* **Texto de estudo**
● ● ● ● ●

Enquanto não existe dinheiro para políticas de prevenção de acidentes de trabalho no Brasil, unidades do Ministério do Trabalho país afora vivem sucateadas e sem servidores suficientes para exercer suas ações, a corrupção política desvia dinheiro público que poderia ser investido na segurança do trabalhador brasileiro. Desta vez, mais um escândalo no governo Dilma Russeff, a corrupção envolve assessores do Ministério do Trabalho e Emprego (MTE) ligados ao PDT e ao Ministro do Trabalho, Carlos Lupi, PDT. Segundo relatos da revista Veja, diretores de ONG, parlamentares e servidores revelam que caciques do PDT transformaram órgãos de controle da pasta em instrumento de extorsão.
Conforme apurou a Veja, para escapar das investigações, entidades precisam 'doar' entre 5% e 15% do valor do contrato ao PDT de Carlos Lupi. Conforme relatos de diretores de ONG, parlamentares e servidores públicos, o esquema funciona assim: primeiro o ministério contrata entidades para dar cursos de capacitação profissional, e depois assessores exigem propina de 5% a 15% para resolver 'pendências' que eles mesmos criam.

● ● ● ● ●

* **Material extraído**

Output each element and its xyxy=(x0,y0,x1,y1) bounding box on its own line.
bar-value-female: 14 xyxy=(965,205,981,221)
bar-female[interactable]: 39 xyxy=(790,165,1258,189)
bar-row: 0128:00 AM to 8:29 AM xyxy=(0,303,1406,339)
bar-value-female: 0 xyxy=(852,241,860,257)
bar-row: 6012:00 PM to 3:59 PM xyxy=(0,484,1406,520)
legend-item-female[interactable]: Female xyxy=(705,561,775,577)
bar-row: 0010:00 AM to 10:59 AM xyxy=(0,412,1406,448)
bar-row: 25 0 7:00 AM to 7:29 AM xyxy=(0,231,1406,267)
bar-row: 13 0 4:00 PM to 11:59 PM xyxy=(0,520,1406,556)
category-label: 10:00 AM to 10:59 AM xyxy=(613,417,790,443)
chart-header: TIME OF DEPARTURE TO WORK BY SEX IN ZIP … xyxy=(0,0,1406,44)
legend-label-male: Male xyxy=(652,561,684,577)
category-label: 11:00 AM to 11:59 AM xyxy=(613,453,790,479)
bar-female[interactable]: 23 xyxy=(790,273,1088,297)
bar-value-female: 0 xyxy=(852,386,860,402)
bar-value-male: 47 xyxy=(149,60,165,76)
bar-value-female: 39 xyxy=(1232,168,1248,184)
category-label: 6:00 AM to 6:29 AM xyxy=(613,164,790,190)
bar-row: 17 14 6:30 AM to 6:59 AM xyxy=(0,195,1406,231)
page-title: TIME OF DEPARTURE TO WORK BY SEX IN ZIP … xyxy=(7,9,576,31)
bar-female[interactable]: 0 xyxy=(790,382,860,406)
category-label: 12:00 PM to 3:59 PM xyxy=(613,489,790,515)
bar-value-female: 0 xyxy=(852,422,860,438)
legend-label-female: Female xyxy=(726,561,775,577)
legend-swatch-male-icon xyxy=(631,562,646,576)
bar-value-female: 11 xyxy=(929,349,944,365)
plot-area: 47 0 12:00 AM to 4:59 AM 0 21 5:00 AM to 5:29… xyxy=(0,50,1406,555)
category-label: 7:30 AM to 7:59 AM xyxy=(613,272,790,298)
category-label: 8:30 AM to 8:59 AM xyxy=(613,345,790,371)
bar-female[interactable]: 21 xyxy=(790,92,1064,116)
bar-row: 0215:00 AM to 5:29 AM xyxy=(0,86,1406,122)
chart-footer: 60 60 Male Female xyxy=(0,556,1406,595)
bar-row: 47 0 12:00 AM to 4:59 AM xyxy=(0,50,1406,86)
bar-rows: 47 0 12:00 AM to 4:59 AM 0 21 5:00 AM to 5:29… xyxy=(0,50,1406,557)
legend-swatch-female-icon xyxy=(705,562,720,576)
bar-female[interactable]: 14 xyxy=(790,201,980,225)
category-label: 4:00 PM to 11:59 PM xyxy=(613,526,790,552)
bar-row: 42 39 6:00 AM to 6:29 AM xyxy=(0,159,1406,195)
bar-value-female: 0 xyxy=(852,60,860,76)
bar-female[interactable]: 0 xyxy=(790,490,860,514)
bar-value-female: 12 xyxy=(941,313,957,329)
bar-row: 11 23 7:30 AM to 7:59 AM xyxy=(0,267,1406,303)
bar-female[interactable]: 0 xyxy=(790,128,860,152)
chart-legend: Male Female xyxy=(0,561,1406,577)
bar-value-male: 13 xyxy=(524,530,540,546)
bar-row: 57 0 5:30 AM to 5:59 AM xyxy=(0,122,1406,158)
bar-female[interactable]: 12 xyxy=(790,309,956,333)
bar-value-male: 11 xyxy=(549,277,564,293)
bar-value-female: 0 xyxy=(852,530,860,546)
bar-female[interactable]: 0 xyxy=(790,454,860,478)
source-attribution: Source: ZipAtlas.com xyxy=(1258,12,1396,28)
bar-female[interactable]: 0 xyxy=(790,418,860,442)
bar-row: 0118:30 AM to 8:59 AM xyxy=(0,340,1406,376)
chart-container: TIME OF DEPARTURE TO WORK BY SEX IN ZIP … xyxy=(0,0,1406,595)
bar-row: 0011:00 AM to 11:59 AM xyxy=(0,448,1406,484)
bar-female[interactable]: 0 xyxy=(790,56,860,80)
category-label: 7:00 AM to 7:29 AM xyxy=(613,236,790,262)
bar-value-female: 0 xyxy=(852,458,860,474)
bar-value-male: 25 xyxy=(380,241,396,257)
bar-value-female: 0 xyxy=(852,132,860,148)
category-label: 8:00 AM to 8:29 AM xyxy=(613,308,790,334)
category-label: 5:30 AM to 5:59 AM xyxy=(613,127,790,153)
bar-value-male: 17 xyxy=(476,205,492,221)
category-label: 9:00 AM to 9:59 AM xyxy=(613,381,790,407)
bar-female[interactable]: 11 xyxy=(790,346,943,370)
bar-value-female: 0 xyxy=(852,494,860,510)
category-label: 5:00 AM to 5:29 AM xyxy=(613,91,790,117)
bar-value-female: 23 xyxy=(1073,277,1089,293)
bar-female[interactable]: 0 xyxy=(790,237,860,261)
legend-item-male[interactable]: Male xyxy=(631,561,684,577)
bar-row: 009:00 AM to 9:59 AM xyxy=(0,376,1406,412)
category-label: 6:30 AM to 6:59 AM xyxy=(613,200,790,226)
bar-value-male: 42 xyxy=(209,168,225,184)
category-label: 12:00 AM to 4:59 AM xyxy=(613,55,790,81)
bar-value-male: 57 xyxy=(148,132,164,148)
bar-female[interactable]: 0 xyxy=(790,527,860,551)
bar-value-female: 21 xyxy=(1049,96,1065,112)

● ● ● ● ●

* **Instruções de trabalho**
1: Liste os grupos que, segundo o texto sobre a corrupção no Ministério do Trabalho, fizeram os relatos citados pela Veja.
2: Resuma em duas frases o texto sobre a corrupção no Ministério do Trabalho.
3: Escreva a continuação do texto sobre a corrupção no Ministério do Trabalho a partir do ponto em que ele termina.
Os registros não são necessários para resolver as tarefas.

* **Respostas por tarefa**
1: Diretores de ONG; parlamentares; servidores públicos.

2: Segundo a revista Veja, assessores do Ministério do Trabalho e Emprego ligados ao PDT e ao ministro Carlos Lupi transformaram órgãos de controle da pasta em instrumento de extorsão, enquanto falta dinheiro para prevenir acidentes de trabalho. O ministério contrata entidades para dar cursos de capacitação profissional e, depois, assessores exigem de 5% a 15% do valor do contrato para resolver "pendências" que eles mesmos criam.

3:
De acordo com a reportagem, o Instituto Êpa, sediado no Rio Grande do Norte, foi um dos alvos do ataque. Após receber em dezembro de 2010 a segunda parcela de um convênio para a qualificação de trabalhadores no Vale do-Açu, a entidade entrou na mira dos dirigentes do PDT. O ministério determinou três fiscalizações e ordenou que não fosse feito mais nenhum repasse. Ao tentar resolver o problema, os diretores do instituto receberam o recado: poderiam regularizar rapidamente a situação da entidade pagando propina.
Ainda conforme a revista Veja, o Êpa deveria entrar em contato com Weverton Rocha, então assessor especial de Lupi, ou Anderson Alexandre dos Santos, coordenador-geral de qualificação. Ambos respondiam a Marcelo Panella, então chefe de gabinete, homem de confiança do ministro e tesoureiro do PDT. A matéria da Veja segue com os relatos afirmando que, Weverton era um dos responsáveis por fixar os valores da propina, e a Anderson cabia fazer o primeiro contato. De acordo com a revista, feito o acerto, o dinheiro era entregue a um emissário do grupo corrupto no Rio de Janeiro.